» **What this task involves**: Say how many lines contain the string "material". Give no other output.

[Excerpt from a dataset]
START
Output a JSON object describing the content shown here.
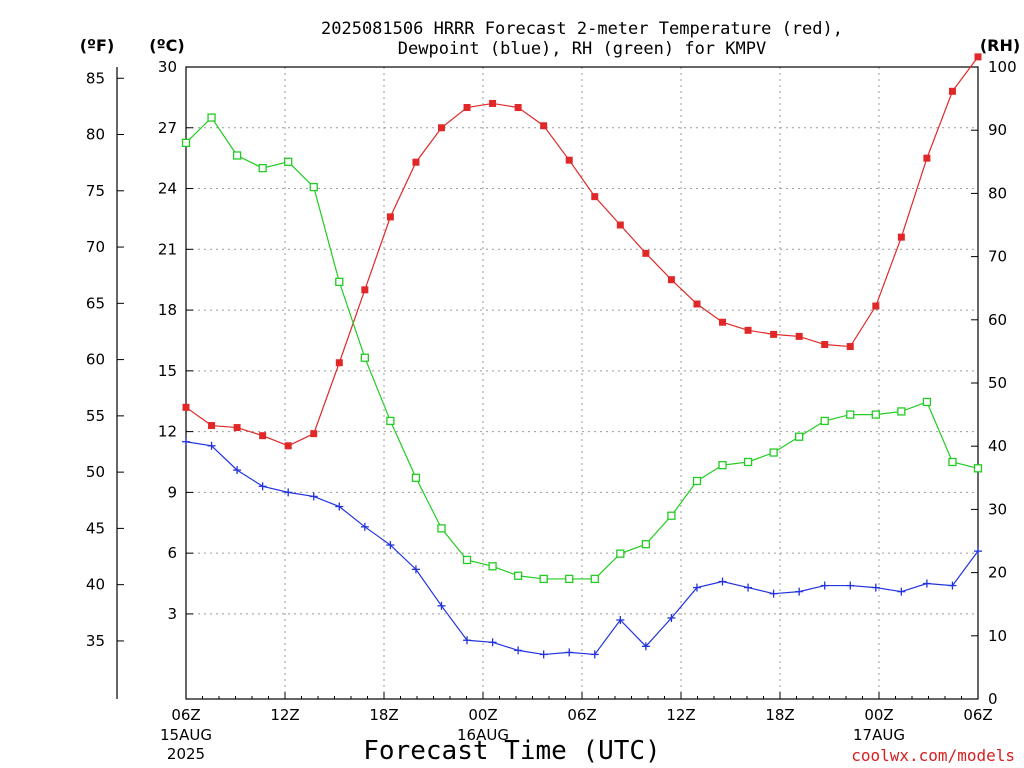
{
  "chart_data": {
    "type": "line",
    "title": [
      "2025081506 HRRR Forecast 2-meter Temperature (red),",
      "Dewpoint (blue), RH (green) for KMPV"
    ],
    "xlabel": "Forecast Time (UTC)",
    "credit": "coolwx.com/models",
    "units": {
      "fahrenheit": "(ºF)",
      "celsius": "(ºC)",
      "rh": "(RH)"
    },
    "x_ticks": [
      {
        "hour": 0,
        "label": "06Z",
        "date": "15AUG",
        "year": "2025"
      },
      {
        "hour": 6,
        "label": "12Z"
      },
      {
        "hour": 12,
        "label": "18Z"
      },
      {
        "hour": 18,
        "label": "00Z",
        "date": "16AUG"
      },
      {
        "hour": 24,
        "label": "06Z"
      },
      {
        "hour": 30,
        "label": "12Z"
      },
      {
        "hour": 36,
        "label": "18Z"
      },
      {
        "hour": 42,
        "label": "00Z",
        "date": "17AUG"
      },
      {
        "hour": 48,
        "label": "06Z"
      }
    ],
    "xlim": [
      0,
      48
    ],
    "celsius_axis": {
      "ylim": [
        -1.2,
        30
      ],
      "ticks": [
        3,
        6,
        9,
        12,
        15,
        18,
        21,
        24,
        27,
        30
      ]
    },
    "fahrenheit_axis": {
      "ticks": [
        35,
        40,
        45,
        50,
        55,
        60,
        65,
        70,
        75,
        80,
        85
      ]
    },
    "rh_axis": {
      "ylim": [
        0,
        100
      ],
      "ticks": [
        0,
        10,
        20,
        30,
        40,
        50,
        60,
        70,
        80,
        90,
        100
      ]
    },
    "grid": true,
    "series": [
      {
        "name": "Temperature (red)",
        "axis": "celsius",
        "color": "#e02828",
        "marker": "filled-square",
        "values": [
          13.2,
          12.3,
          12.2,
          11.8,
          11.3,
          11.9,
          15.4,
          19.0,
          22.6,
          25.3,
          27.0,
          28.0,
          28.2,
          28.0,
          27.1,
          25.4,
          23.6,
          22.2,
          20.8,
          19.5,
          18.3,
          17.4,
          17.0,
          16.8,
          16.7,
          16.3,
          16.2,
          18.2,
          21.6,
          25.5,
          28.8,
          30.5
        ]
      },
      {
        "name": "Dewpoint (blue)",
        "axis": "celsius",
        "color": "#2233dd",
        "marker": "plus",
        "values": [
          11.5,
          11.3,
          10.1,
          9.3,
          9.0,
          8.8,
          8.3,
          7.3,
          6.4,
          5.2,
          3.4,
          1.7,
          1.6,
          1.2,
          1.0,
          1.1,
          1.0,
          2.7,
          1.4,
          2.8,
          4.3,
          4.6,
          4.3,
          4.0,
          4.1,
          4.4,
          4.4,
          4.3,
          4.1,
          4.5,
          4.4,
          6.1
        ]
      },
      {
        "name": "RH (green)",
        "axis": "rh",
        "color": "#22cc22",
        "marker": "open-square",
        "values": [
          88,
          92,
          86,
          84,
          85,
          81,
          66,
          54,
          44,
          35,
          27,
          22,
          21,
          19.5,
          19,
          19,
          19,
          23,
          24.5,
          29,
          34.5,
          37,
          37.5,
          39,
          41.5,
          44,
          45,
          45,
          45.5,
          47,
          37.5,
          36.5
        ]
      }
    ]
  }
}
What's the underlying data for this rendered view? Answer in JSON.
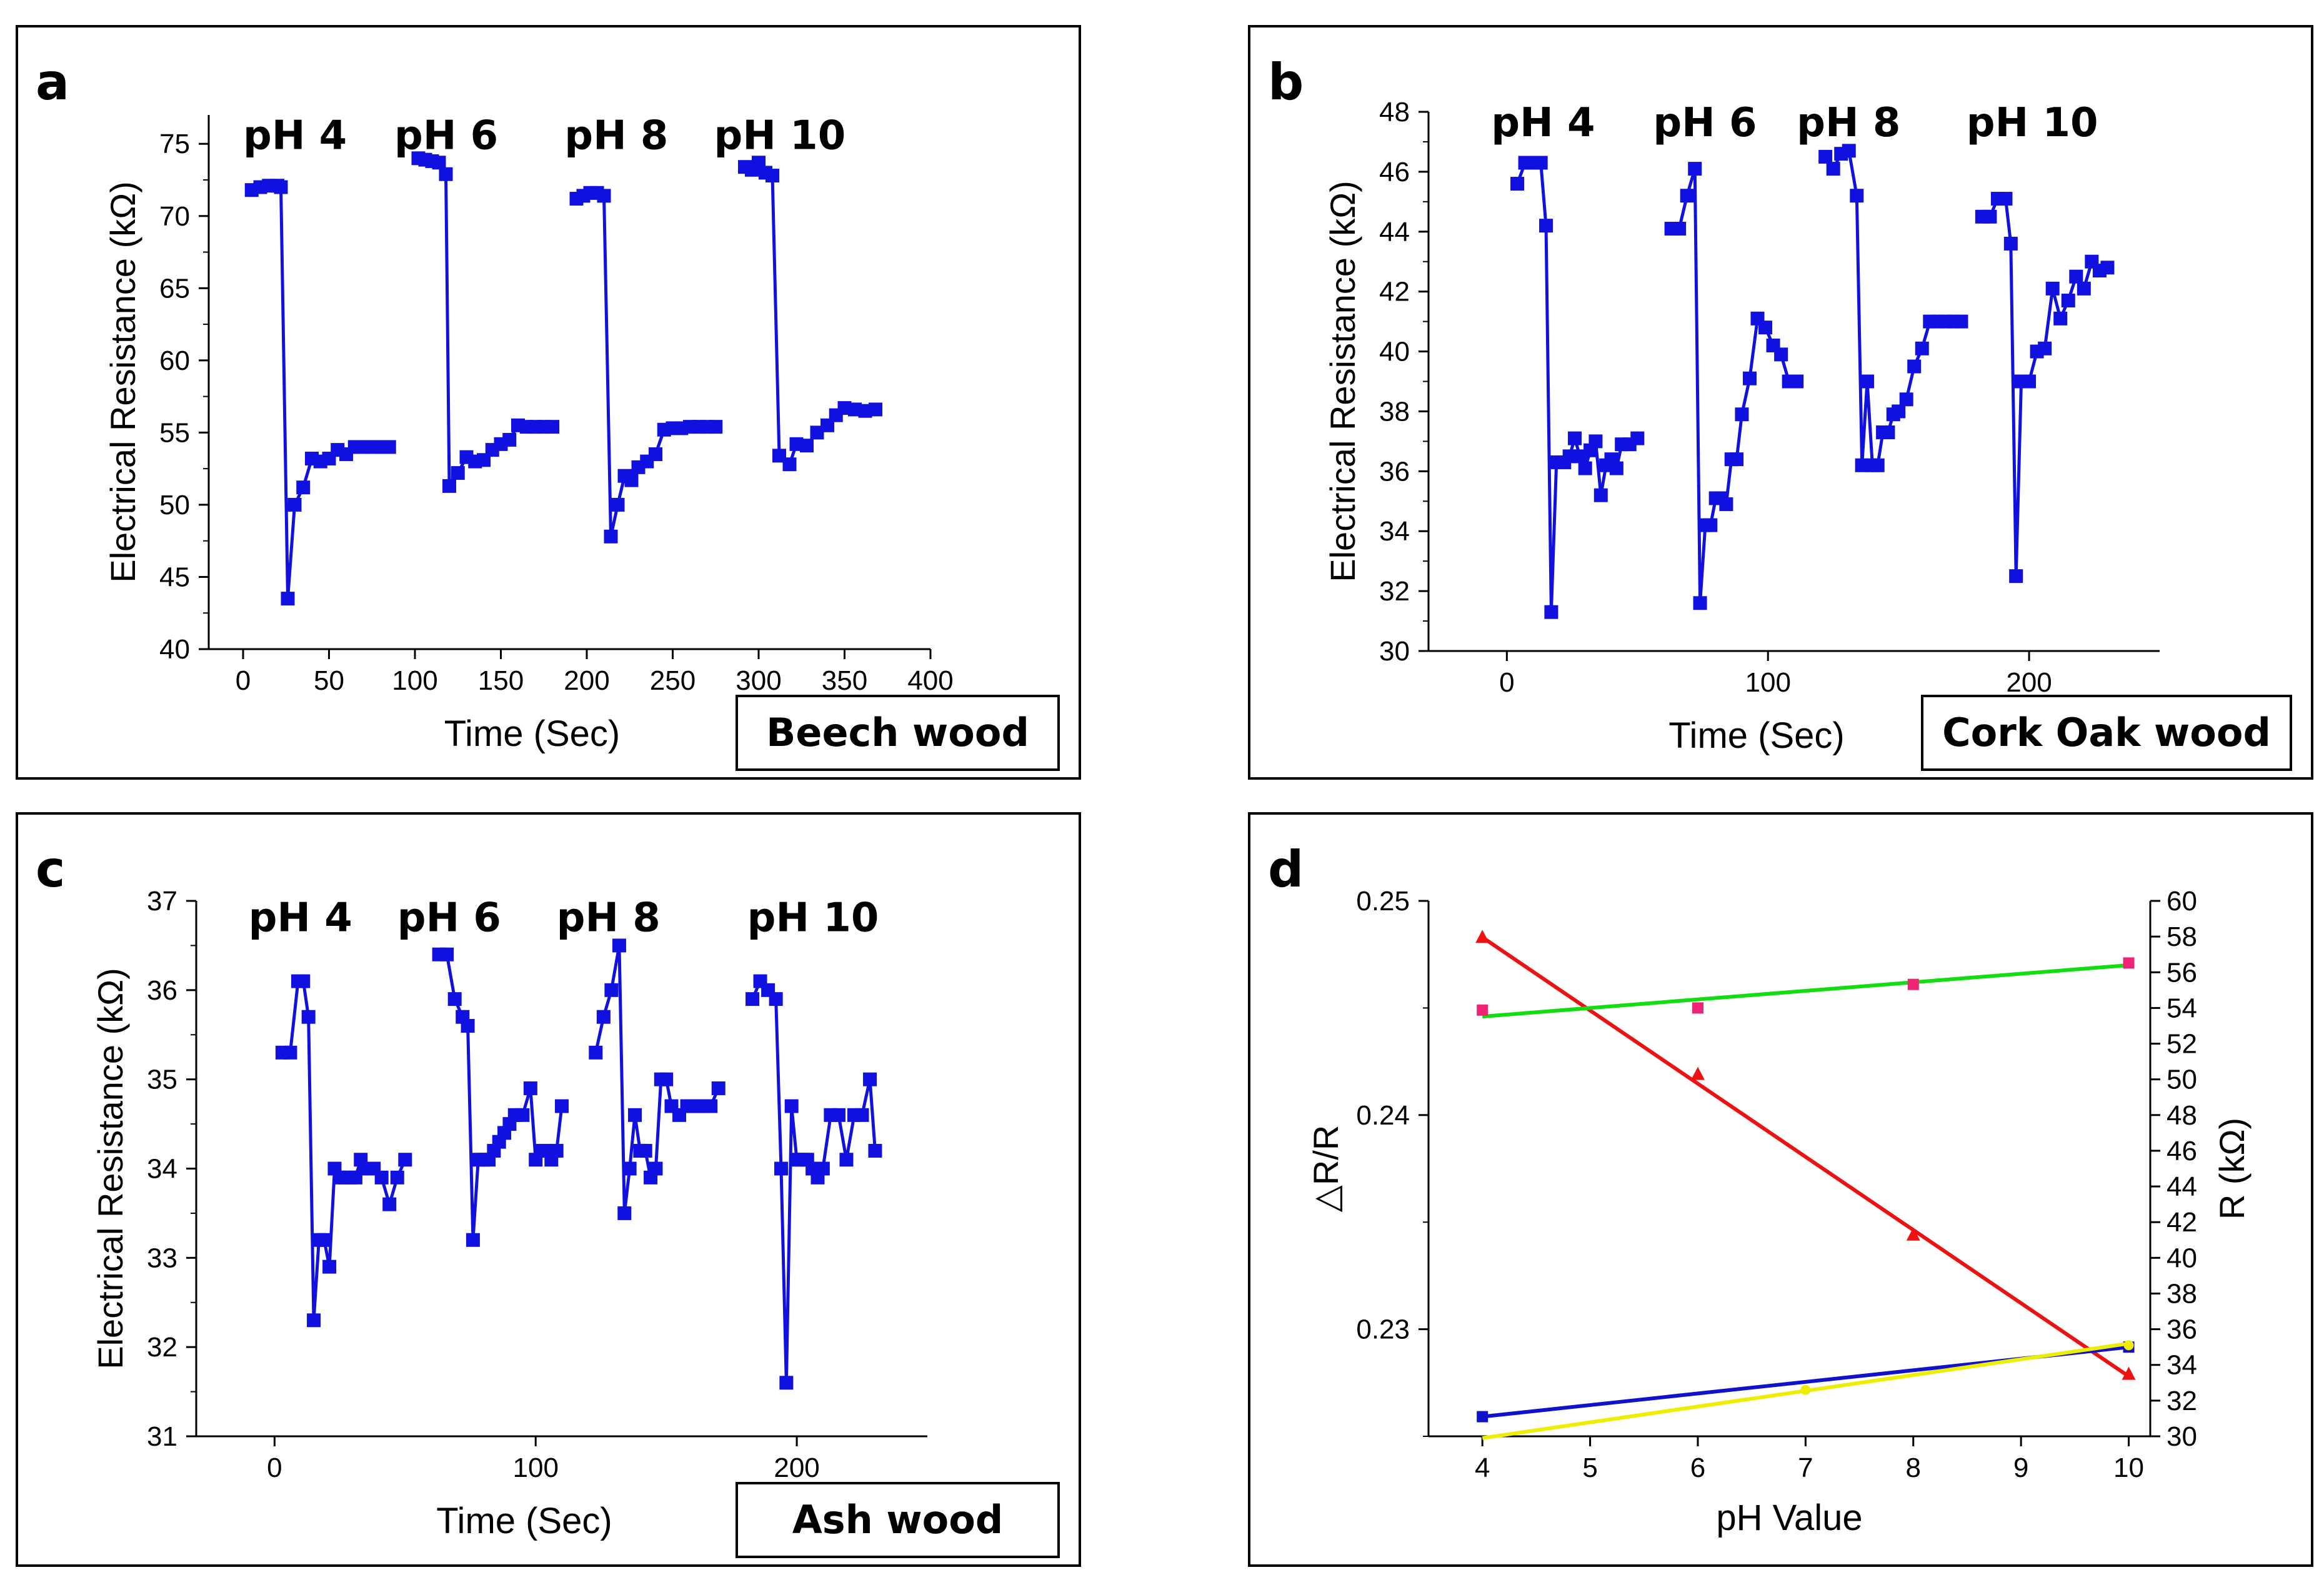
{
  "chart_data": [
    {
      "type": "line",
      "panel_label": "a",
      "material": "Beech wood",
      "xlabel": "Time (Sec)",
      "ylabel": "Electrical Resistance (kΩ)",
      "xlim": [
        -20,
        400
      ],
      "ylim": [
        40,
        77
      ],
      "xticks": [
        0,
        50,
        100,
        150,
        200,
        250,
        300,
        350,
        400
      ],
      "yticks": [
        40,
        45,
        50,
        55,
        60,
        65,
        70,
        75
      ],
      "series_color": "#1010e0",
      "ph_labels": [
        {
          "text": "pH 4",
          "x": 0,
          "y": 75.5
        },
        {
          "text": "pH 6",
          "x": 88,
          "y": 75.5
        },
        {
          "text": "pH 8",
          "x": 187,
          "y": 75.5
        },
        {
          "text": "pH 10",
          "x": 274,
          "y": 75.5
        }
      ],
      "series": [
        {
          "name": "pH 4",
          "x": [
            5,
            10,
            15,
            20,
            22,
            26,
            30,
            35,
            40,
            45,
            50,
            55,
            60,
            65,
            70,
            75,
            80,
            85
          ],
          "y": [
            71.8,
            72.0,
            72.1,
            72.1,
            72.0,
            43.5,
            50.0,
            51.2,
            53.2,
            53.0,
            53.2,
            53.8,
            53.5,
            54.0,
            54.0,
            54.0,
            54.0,
            54.0
          ]
        },
        {
          "name": "pH 6",
          "x": [
            102,
            106,
            110,
            114,
            118,
            120,
            125,
            130,
            135,
            140,
            145,
            150,
            155,
            160,
            165,
            170,
            175,
            180
          ],
          "y": [
            74.0,
            73.9,
            73.8,
            73.7,
            72.9,
            51.3,
            52.2,
            53.3,
            53.0,
            53.1,
            53.8,
            54.2,
            54.5,
            55.5,
            55.4,
            55.4,
            55.4,
            55.4
          ]
        },
        {
          "name": "pH 8",
          "x": [
            194,
            198,
            202,
            206,
            210,
            214,
            218,
            222,
            226,
            230,
            235,
            240,
            245,
            250,
            255,
            260,
            265,
            270,
            275
          ],
          "y": [
            71.2,
            71.4,
            71.6,
            71.6,
            71.4,
            47.8,
            50.0,
            52.0,
            51.7,
            52.6,
            53.0,
            53.5,
            55.2,
            55.3,
            55.3,
            55.4,
            55.4,
            55.4,
            55.4
          ]
        },
        {
          "name": "pH 10",
          "x": [
            292,
            296,
            300,
            304,
            308,
            312,
            318,
            322,
            328,
            334,
            340,
            345,
            350,
            356,
            362,
            368
          ],
          "y": [
            73.4,
            73.2,
            73.7,
            73.0,
            72.8,
            53.4,
            52.8,
            54.2,
            54.1,
            55.0,
            55.5,
            56.2,
            56.7,
            56.6,
            56.5,
            56.6
          ]
        }
      ]
    },
    {
      "type": "line",
      "panel_label": "b",
      "material": "Cork Oak wood",
      "xlabel": "Time (Sec)",
      "ylabel": "Electrical Resistance (kΩ)",
      "xlim": [
        -30,
        250
      ],
      "ylim": [
        30,
        48
      ],
      "xticks": [
        0,
        100,
        200
      ],
      "yticks": [
        30,
        32,
        34,
        36,
        38,
        40,
        42,
        44,
        46,
        48
      ],
      "series_color": "#1010e0",
      "ph_labels": [
        {
          "text": "pH 4",
          "x": -6,
          "y": 47.6
        },
        {
          "text": "pH 6",
          "x": 56,
          "y": 47.6
        },
        {
          "text": "pH 8",
          "x": 111,
          "y": 47.6
        },
        {
          "text": "pH 10",
          "x": 176,
          "y": 47.6
        }
      ],
      "series": [
        {
          "name": "pH 4",
          "x": [
            4,
            7,
            10,
            13,
            15,
            17,
            19,
            22,
            24,
            26,
            28,
            30,
            32,
            34,
            36,
            38,
            40,
            42,
            44,
            47,
            50
          ],
          "y": [
            45.6,
            46.3,
            46.3,
            46.3,
            44.2,
            31.3,
            36.3,
            36.3,
            36.5,
            37.1,
            36.5,
            36.1,
            36.7,
            37.0,
            35.2,
            36.2,
            36.4,
            36.1,
            36.9,
            36.9,
            37.1
          ]
        },
        {
          "name": "pH 6",
          "x": [
            63,
            66,
            69,
            72,
            74,
            76,
            78,
            80,
            82,
            84,
            86,
            88,
            90,
            93,
            96,
            99,
            102,
            105,
            108,
            111
          ],
          "y": [
            44.1,
            44.1,
            45.2,
            46.1,
            31.6,
            34.2,
            34.2,
            35.1,
            35.1,
            34.9,
            36.4,
            36.4,
            37.9,
            39.1,
            41.1,
            40.8,
            40.2,
            39.9,
            39.0,
            39.0
          ]
        },
        {
          "name": "pH 8",
          "x": [
            122,
            125,
            128,
            131,
            134,
            136,
            138,
            140,
            142,
            144,
            146,
            148,
            150,
            153,
            156,
            159,
            162,
            165,
            168,
            171,
            174
          ],
          "y": [
            46.5,
            46.1,
            46.6,
            46.7,
            45.2,
            36.2,
            39.0,
            36.2,
            36.2,
            37.3,
            37.3,
            37.9,
            38.0,
            38.4,
            39.5,
            40.1,
            41.0,
            41.0,
            41.0,
            41.0,
            41.0
          ]
        },
        {
          "name": "pH 10",
          "x": [
            182,
            185,
            188,
            191,
            193,
            195,
            197,
            200,
            203,
            206,
            209,
            212,
            215,
            218,
            221,
            224,
            227,
            230
          ],
          "y": [
            44.5,
            44.5,
            45.1,
            45.1,
            43.6,
            32.5,
            39.0,
            39.0,
            40.0,
            40.1,
            42.1,
            41.1,
            41.7,
            42.5,
            42.1,
            43.0,
            42.7,
            42.8
          ]
        }
      ]
    },
    {
      "type": "line",
      "panel_label": "c",
      "material": "Ash wood",
      "xlabel": "Time (Sec)",
      "ylabel": "Electrical Resistance (kΩ)",
      "xlim": [
        -30,
        250
      ],
      "ylim": [
        31,
        37
      ],
      "xticks": [
        0,
        100,
        200
      ],
      "yticks": [
        31,
        32,
        33,
        34,
        35,
        36,
        37
      ],
      "series_color": "#1010e0",
      "ph_labels": [
        {
          "text": "pH 4",
          "x": -10,
          "y": 36.8
        },
        {
          "text": "pH 6",
          "x": 47,
          "y": 36.8
        },
        {
          "text": "pH 8",
          "x": 108,
          "y": 36.8
        },
        {
          "text": "pH 10",
          "x": 181,
          "y": 36.8
        }
      ],
      "series": [
        {
          "name": "pH 4",
          "x": [
            3,
            6,
            9,
            11,
            13,
            15,
            17,
            19,
            21,
            23,
            25,
            27,
            29,
            31,
            33,
            35,
            38,
            41,
            44,
            47,
            50
          ],
          "y": [
            35.3,
            35.3,
            36.1,
            36.1,
            35.7,
            32.3,
            33.2,
            33.2,
            32.9,
            34.0,
            33.9,
            33.9,
            33.9,
            33.9,
            34.1,
            34.0,
            34.0,
            33.9,
            33.6,
            33.9,
            34.1
          ]
        },
        {
          "name": "pH 6",
          "x": [
            63,
            66,
            69,
            72,
            74,
            76,
            78,
            80,
            82,
            84,
            86,
            88,
            90,
            92,
            95,
            98,
            100,
            102,
            104,
            106,
            108,
            110
          ],
          "y": [
            36.4,
            36.4,
            35.9,
            35.7,
            35.6,
            33.2,
            34.1,
            34.1,
            34.1,
            34.2,
            34.3,
            34.4,
            34.5,
            34.6,
            34.6,
            34.9,
            34.1,
            34.2,
            34.2,
            34.1,
            34.2,
            34.7
          ]
        },
        {
          "name": "pH 8",
          "x": [
            123,
            126,
            129,
            132,
            134,
            136,
            138,
            140,
            142,
            144,
            146,
            148,
            150,
            152,
            155,
            158,
            161,
            164,
            167,
            170
          ],
          "y": [
            35.3,
            35.7,
            36.0,
            36.5,
            33.5,
            34.0,
            34.6,
            34.2,
            34.2,
            33.9,
            34.0,
            35.0,
            35.0,
            34.7,
            34.6,
            34.7,
            34.7,
            34.7,
            34.7,
            34.9
          ]
        },
        {
          "name": "pH 10",
          "x": [
            183,
            186,
            189,
            192,
            194,
            196,
            198,
            200,
            202,
            204,
            206,
            208,
            210,
            213,
            216,
            219,
            222,
            225,
            228,
            230
          ],
          "y": [
            35.9,
            36.1,
            36.0,
            35.9,
            34.0,
            31.6,
            34.7,
            34.1,
            34.1,
            34.1,
            34.0,
            33.9,
            34.0,
            34.6,
            34.6,
            34.1,
            34.6,
            34.6,
            35.0,
            34.2
          ]
        }
      ]
    },
    {
      "type": "scatter",
      "panel_label": "d",
      "xlabel": "pH Value",
      "ylabel_left": "△R/R",
      "ylabel_right": "R (kΩ)",
      "xlim": [
        3.5,
        10.2
      ],
      "ylim_left": [
        0.225,
        0.25
      ],
      "ylim_right": [
        30,
        60
      ],
      "xticks": [
        4,
        5,
        6,
        7,
        8,
        9,
        10
      ],
      "yticks_left": [
        0.23,
        0.24,
        0.25
      ],
      "yticks_right": [
        30,
        32,
        34,
        36,
        38,
        40,
        42,
        44,
        46,
        48,
        50,
        52,
        54,
        56,
        58,
        60
      ],
      "series": [
        {
          "name": "red",
          "color": "#ee1111",
          "marker": "triangle",
          "axis": "left",
          "x": [
            4,
            6,
            8,
            10
          ],
          "y": [
            0.2483,
            0.2419,
            0.2344,
            0.2279
          ],
          "fit": [
            [
              4,
              0.2483
            ],
            [
              10,
              0.2278
            ]
          ]
        },
        {
          "name": "green",
          "color": "#11dd11",
          "marker": "square",
          "axis": "left",
          "x": [
            4,
            6,
            8,
            10
          ],
          "y": [
            0.2449,
            0.245,
            0.2461,
            0.2471
          ],
          "point_color": "#ee2277",
          "fit": [
            [
              4,
              0.2446
            ],
            [
              10,
              0.247
            ]
          ]
        },
        {
          "name": "blue",
          "color": "#1111cc",
          "marker": "square",
          "axis": "right",
          "x": [
            4,
            10
          ],
          "y": [
            31.1,
            35.0
          ],
          "fit": [
            [
              4,
              31.1
            ],
            [
              10,
              35.0
            ]
          ]
        },
        {
          "name": "yellow",
          "color": "#eeee00",
          "marker": "circle",
          "axis": "right",
          "x": [
            7,
            10
          ],
          "y": [
            32.6,
            35.1
          ],
          "fit": [
            [
              4,
              29.9
            ],
            [
              10,
              35.2
            ]
          ]
        }
      ]
    }
  ]
}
END
» **Task answer**: 3